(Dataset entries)
◆ ◆ ◆ ◆ ◆ ◆ ◆

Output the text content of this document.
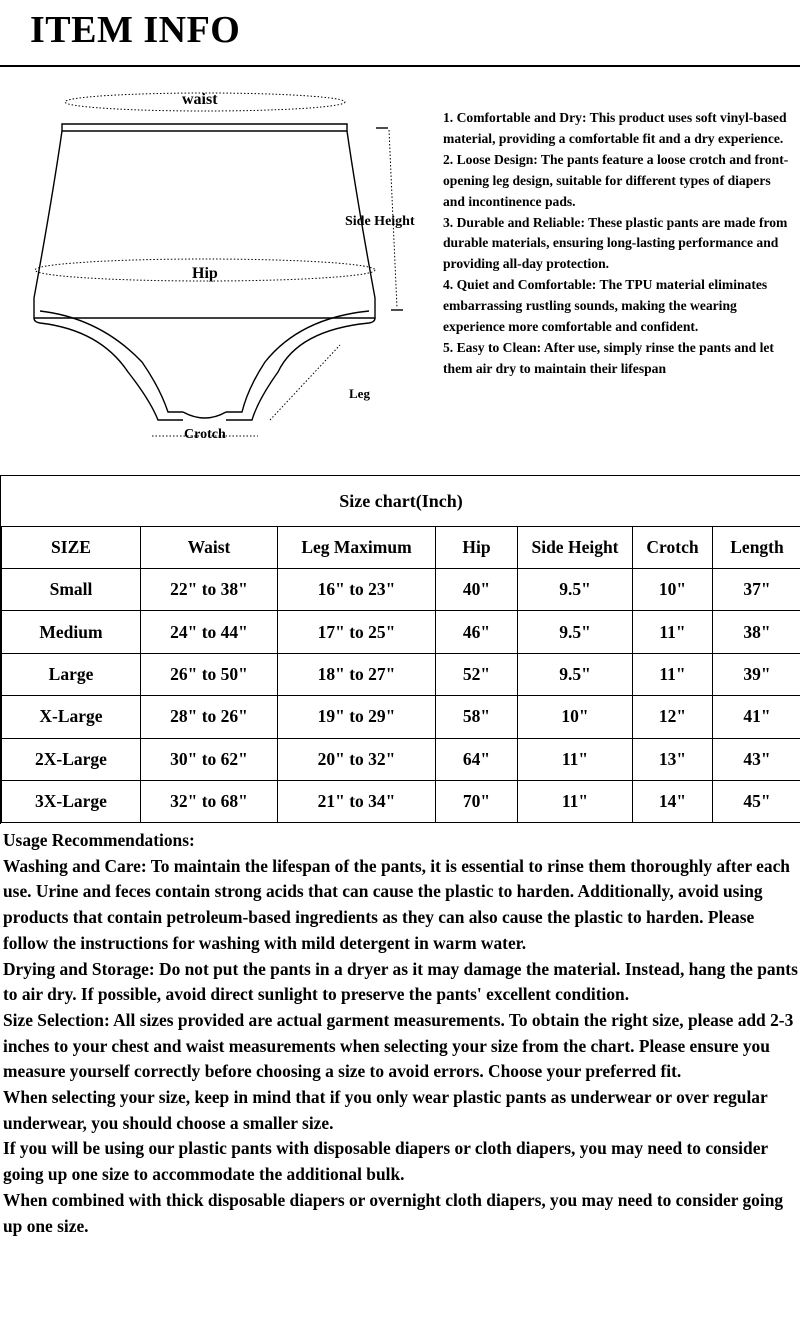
ITEM INFO
waist
Hip
Side Height
Leg
Crotch
1. Comfortable and Dry: This product uses soft vinyl-based material, providing a comfortable fit and a dry experience.
2. Loose Design: The pants feature a loose crotch and front-opening leg design, suitable for different types of diapers and incontinence pads.
3. Durable and Reliable: These plastic pants are made from durable materials, ensuring long-lasting performance and providing all-day protection.
4. Quiet and Comfortable: The TPU material eliminates embarrassing rustling sounds, making the wearing experience more comfortable and confident.
5. Easy to Clean: After use, simply rinse the pants and let them air dry to maintain their lifespan
Size chart(Inch)
SIZE	Waist	Leg Maximum	Hip	Side Height	Crotch	Length
Small	22" to 38"	16" to 23"	40"	9.5"	10"	37"
Medium	24" to 44"	17" to 25"	46"	9.5"	11"	38"
Large	26" to 50"	18" to 27"	52"	9.5"	11"	39"
X-Large	28" to 26"	19" to 29"	58"	10"	12"	41"
2X-Large	30" to 62"	20" to 32"	64"	11"	13"	43"
3X-Large	32" to 68"	21" to 34"	70"	11"	14"	45"

Usage Recommendations:

Washing and Care: To maintain the lifespan of the pants, it is essential to rinse them thoroughly after each use. Urine and feces contain strong acids that can cause the plastic to harden. Additionally, avoid using products that contain petroleum-based ingredients as they can also cause the plastic to harden. Please follow the instructions for washing with mild detergent in warm water.

Drying and Storage: Do not put the pants in a dryer as it may damage the material. Instead, hang the pants to air dry. If possible, avoid direct sunlight to preserve the pants' excellent condition.

Size Selection: All sizes provided are actual garment measurements. To obtain the right size, please add 2-3 inches to your chest and waist measurements when selecting your size from the chart. Please ensure you measure yourself correctly before choosing a size to avoid errors. Choose your preferred fit.

When selecting your size, keep in mind that if you only wear plastic pants as underwear or over regular underwear, you should choose a smaller size.

If you will be using our plastic pants with disposable diapers or cloth diapers, you may need to consider going up one size to accommodate the additional bulk.

When combined with thick disposable diapers or overnight cloth diapers, you may need to consider going up one size.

◆ ◆ ◆ ◆ ◆ ◆ ◆

### Written request
Look through the records and gather every line containing "avoid".

### Exercise result
Washing and Care: To maintain the lifespan of the pants, it is essential to rinse them thoroughly after each use. Urine and feces contain strong acids that can cause the plastic to harden. Additionally, avoid using products that contain petroleum-based ingredients as they can also cause the plastic to harden. Please follow the instructions for washing with mild detergent in warm water.
Drying and Storage: Do not put the pants in a dryer as it may damage the material. Instead, hang the pants to air dry. If possible, avoid direct sunlight to preserve the pants' excellent condition.
Size Selection: All sizes provided are actual garment measurements. To obtain the right size, please add 2-3 inches to your chest and waist measurements when selecting your size from the chart. Please ensure you measure yourself correctly before choosing a size to avoid errors. Choose your preferred fit.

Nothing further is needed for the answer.